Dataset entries
# # # # #
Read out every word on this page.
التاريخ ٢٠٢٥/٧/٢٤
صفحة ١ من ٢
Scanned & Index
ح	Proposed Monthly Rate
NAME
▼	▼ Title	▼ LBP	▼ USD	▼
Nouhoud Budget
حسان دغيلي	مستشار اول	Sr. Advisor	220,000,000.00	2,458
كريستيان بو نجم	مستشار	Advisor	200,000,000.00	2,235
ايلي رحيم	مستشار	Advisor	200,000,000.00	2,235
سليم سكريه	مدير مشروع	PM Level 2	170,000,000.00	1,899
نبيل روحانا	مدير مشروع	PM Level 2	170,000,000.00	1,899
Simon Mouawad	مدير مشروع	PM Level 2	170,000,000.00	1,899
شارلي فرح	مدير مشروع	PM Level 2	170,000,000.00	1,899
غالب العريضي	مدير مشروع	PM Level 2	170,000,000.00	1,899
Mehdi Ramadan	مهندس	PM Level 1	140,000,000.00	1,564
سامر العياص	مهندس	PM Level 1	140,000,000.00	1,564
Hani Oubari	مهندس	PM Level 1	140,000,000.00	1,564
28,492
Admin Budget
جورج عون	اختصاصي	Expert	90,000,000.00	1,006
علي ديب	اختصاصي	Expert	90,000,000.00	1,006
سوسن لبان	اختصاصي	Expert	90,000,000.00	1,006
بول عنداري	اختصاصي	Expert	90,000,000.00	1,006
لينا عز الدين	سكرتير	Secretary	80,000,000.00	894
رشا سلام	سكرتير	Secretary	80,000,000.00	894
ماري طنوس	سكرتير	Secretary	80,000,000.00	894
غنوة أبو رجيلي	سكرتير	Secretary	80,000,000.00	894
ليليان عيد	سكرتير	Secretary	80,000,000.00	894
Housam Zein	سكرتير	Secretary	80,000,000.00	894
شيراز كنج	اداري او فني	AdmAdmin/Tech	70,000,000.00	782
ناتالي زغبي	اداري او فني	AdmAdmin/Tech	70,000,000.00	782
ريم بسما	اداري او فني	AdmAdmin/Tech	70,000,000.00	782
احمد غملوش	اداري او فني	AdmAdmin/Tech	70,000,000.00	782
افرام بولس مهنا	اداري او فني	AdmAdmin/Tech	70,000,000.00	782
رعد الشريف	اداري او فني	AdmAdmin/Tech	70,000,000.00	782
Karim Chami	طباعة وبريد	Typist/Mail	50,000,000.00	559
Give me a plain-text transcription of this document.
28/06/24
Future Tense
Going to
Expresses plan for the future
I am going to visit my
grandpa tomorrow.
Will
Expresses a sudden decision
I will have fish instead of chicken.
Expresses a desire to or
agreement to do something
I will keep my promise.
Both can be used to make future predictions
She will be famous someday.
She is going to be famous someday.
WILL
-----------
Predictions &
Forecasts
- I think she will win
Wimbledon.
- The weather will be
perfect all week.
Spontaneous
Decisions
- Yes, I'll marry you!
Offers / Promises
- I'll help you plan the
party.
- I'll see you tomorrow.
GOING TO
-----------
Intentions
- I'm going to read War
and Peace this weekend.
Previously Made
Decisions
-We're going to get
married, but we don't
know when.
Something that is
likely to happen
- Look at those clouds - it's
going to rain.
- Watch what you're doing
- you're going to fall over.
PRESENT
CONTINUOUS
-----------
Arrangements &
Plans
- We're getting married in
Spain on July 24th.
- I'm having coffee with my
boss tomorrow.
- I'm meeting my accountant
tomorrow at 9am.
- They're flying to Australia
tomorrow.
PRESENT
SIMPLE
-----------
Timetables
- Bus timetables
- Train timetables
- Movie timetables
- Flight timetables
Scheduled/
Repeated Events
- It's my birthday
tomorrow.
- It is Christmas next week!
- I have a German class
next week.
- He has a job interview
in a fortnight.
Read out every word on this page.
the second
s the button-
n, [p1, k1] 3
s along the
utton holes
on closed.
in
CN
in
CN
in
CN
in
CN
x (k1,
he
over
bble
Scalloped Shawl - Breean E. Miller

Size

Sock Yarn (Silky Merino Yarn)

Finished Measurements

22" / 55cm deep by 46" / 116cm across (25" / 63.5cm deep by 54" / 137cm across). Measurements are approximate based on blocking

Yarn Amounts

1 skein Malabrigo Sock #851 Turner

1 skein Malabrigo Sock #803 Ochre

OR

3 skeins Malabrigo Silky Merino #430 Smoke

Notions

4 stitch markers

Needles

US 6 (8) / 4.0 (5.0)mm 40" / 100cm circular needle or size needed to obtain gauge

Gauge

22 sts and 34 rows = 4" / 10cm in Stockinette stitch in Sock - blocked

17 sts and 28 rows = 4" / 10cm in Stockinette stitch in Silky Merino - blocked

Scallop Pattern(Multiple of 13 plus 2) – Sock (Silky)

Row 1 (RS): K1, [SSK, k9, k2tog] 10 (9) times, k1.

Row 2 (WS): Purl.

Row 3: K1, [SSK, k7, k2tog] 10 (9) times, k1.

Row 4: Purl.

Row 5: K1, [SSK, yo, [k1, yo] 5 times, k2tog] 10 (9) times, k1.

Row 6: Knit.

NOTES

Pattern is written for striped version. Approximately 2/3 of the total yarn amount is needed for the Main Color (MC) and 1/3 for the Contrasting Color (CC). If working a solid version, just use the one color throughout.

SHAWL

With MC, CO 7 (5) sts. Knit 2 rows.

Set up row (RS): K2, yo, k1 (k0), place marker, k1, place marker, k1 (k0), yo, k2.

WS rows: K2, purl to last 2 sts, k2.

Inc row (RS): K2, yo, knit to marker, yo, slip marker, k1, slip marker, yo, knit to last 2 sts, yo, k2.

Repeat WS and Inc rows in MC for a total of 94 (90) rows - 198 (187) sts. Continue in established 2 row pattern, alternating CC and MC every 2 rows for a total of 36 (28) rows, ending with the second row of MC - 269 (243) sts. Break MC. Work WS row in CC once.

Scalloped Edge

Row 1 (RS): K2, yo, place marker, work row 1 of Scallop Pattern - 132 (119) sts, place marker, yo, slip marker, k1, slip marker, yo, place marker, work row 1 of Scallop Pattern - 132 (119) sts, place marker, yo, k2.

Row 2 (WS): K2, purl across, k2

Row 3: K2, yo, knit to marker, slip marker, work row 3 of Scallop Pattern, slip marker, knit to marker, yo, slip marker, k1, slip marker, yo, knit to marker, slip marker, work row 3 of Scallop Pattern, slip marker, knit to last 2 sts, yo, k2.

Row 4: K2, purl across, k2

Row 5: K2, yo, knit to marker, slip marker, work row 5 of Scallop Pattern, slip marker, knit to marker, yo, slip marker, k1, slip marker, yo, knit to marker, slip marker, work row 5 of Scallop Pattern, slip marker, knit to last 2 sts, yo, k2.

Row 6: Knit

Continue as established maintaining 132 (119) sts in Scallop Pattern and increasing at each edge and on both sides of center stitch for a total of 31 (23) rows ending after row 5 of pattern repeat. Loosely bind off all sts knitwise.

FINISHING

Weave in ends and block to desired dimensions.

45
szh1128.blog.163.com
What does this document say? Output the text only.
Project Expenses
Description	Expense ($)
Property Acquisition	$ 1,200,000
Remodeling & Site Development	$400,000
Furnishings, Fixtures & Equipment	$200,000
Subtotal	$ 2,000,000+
# # # # #
# DIRECTION:
Within the listing above, find every line containing the string "Tech" and return it.

# FINISHED EXERCISE:
شيراز كنج	اداري او فني	AdmAdmin/Tech	70,000,000.00	782
ناتالي زغبي	اداري او فني	AdmAdmin/Tech	70,000,000.00	782
ريم بسما	اداري او فني	AdmAdmin/Tech	70,000,000.00	782
احمد غملوش	اداري او فني	AdmAdmin/Tech	70,000,000.00	782
افرام بولس مهنا	اداري او فني	AdmAdmin/Tech	70,000,000.00	782
رعد الشريف	اداري او فني	AdmAdmin/Tech	70,000,000.00	782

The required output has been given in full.